> _What you are asked to do_
In the records below, find each line with the word "вопросы" and copy it.

Dataset excerpt
[START]

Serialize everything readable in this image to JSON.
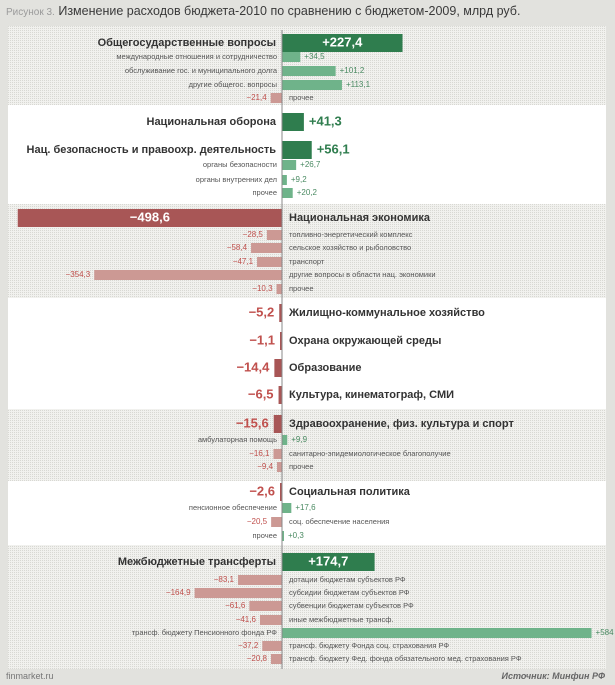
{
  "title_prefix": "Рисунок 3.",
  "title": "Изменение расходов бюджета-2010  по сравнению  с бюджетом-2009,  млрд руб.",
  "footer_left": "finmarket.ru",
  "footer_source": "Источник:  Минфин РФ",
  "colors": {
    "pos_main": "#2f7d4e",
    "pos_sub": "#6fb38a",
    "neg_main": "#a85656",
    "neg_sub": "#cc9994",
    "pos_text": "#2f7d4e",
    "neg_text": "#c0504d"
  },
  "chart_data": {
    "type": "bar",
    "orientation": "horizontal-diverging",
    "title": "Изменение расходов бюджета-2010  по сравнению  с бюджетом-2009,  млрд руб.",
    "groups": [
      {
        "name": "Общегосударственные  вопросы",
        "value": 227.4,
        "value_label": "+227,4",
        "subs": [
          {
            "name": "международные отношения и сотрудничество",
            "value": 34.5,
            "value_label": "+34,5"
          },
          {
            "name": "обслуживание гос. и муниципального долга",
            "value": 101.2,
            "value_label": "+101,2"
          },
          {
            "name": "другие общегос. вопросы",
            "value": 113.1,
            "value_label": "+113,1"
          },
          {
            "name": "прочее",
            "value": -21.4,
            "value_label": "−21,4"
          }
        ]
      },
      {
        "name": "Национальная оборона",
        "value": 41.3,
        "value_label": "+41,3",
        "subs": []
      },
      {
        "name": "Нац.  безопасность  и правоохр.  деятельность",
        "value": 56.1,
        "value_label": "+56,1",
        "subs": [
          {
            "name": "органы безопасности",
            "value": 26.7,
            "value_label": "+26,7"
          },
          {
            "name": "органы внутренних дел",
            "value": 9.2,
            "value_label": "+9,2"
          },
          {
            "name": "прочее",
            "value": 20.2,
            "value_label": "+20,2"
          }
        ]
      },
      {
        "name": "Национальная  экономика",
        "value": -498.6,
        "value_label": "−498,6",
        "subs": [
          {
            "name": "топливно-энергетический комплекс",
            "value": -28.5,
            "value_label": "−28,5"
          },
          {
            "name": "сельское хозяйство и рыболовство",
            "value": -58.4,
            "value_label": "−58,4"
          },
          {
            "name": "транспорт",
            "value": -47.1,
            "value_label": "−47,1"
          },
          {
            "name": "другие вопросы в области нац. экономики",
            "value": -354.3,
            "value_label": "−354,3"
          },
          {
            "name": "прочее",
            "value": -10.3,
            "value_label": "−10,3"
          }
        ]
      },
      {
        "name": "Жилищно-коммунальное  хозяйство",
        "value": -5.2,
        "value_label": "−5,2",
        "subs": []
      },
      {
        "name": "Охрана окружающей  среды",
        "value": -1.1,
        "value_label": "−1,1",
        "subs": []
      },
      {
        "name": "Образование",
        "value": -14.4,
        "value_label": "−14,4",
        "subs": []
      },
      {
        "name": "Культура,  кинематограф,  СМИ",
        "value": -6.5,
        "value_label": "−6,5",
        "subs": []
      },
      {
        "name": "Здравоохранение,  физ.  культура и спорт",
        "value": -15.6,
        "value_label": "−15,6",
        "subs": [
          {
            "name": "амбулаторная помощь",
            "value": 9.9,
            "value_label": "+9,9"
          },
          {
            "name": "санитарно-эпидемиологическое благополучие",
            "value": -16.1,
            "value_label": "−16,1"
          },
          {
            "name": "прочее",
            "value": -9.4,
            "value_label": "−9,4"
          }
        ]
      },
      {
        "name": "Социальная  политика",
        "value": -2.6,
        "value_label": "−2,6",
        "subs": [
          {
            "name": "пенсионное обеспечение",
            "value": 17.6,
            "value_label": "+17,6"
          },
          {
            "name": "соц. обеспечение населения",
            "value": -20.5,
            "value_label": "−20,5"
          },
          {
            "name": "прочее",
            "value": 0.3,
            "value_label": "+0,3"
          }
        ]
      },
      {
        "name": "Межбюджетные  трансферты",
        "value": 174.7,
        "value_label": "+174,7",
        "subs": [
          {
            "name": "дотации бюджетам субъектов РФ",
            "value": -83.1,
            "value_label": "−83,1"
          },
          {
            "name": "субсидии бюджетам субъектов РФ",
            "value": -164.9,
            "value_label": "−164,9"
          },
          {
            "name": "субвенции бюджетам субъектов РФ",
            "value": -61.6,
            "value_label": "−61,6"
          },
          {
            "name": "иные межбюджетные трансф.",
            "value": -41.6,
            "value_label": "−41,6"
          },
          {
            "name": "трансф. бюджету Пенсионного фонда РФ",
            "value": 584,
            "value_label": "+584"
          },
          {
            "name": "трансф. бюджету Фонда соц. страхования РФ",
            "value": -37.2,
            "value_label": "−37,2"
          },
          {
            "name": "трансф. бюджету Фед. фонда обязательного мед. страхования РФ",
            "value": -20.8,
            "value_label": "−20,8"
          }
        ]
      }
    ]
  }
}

[END]

> _Task output_
        "name": "Общегосударственные  вопросы",
            "name": "другие общегос. вопросы",
            "name": "другие вопросы в области нац. экономики",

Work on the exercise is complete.